**Dataset extract:**
○ ○ ○ ○ ○

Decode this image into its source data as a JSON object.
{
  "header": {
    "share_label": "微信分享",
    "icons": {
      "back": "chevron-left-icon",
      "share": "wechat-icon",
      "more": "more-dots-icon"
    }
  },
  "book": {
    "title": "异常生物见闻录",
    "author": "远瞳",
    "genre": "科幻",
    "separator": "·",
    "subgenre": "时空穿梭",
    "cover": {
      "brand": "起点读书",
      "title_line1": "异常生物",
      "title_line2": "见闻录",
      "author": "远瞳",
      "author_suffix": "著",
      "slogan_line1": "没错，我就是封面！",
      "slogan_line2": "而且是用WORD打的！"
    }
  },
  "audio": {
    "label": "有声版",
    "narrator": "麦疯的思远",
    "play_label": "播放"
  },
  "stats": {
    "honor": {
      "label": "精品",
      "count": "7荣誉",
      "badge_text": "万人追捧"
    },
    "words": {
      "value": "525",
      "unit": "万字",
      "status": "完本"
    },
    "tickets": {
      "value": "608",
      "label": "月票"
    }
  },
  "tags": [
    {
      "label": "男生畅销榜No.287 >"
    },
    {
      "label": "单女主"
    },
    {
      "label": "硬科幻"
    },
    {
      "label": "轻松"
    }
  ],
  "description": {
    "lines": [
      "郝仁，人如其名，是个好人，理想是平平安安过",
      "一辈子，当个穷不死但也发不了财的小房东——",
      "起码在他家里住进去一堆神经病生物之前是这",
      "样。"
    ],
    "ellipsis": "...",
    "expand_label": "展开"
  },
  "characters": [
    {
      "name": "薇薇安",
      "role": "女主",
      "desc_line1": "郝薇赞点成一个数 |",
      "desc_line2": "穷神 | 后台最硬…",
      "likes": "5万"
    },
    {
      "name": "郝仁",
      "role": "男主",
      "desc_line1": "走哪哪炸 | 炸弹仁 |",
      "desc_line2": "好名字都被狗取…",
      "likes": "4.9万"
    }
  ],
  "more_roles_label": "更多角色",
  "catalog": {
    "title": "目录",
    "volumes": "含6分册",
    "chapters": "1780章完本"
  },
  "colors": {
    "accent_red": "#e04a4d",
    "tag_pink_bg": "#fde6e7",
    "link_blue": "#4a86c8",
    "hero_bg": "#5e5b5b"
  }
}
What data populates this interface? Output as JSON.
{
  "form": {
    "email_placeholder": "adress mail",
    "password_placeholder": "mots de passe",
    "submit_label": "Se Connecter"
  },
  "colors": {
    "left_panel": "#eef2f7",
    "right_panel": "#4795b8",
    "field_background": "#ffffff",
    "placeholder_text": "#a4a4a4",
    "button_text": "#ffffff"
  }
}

○ ○ ○ ○ ○

**Requirement:**
Reproduce, word for word, every line starting at the line that contains "What data populates" and ending with the final line of the entries.

**Answer to the problem:**
What data populates this interface? Output as JSON.
{
  "form": {
    "email_placeholder": "adress mail",
    "password_placeholder": "mots de passe",
    "submit_label": "Se Connecter"
  },
  "colors": {
    "left_panel": "#eef2f7",
    "right_panel": "#4795b8",
    "field_background": "#ffffff",
    "placeholder_text": "#a4a4a4",
    "button_text": "#ffffff"
  }
}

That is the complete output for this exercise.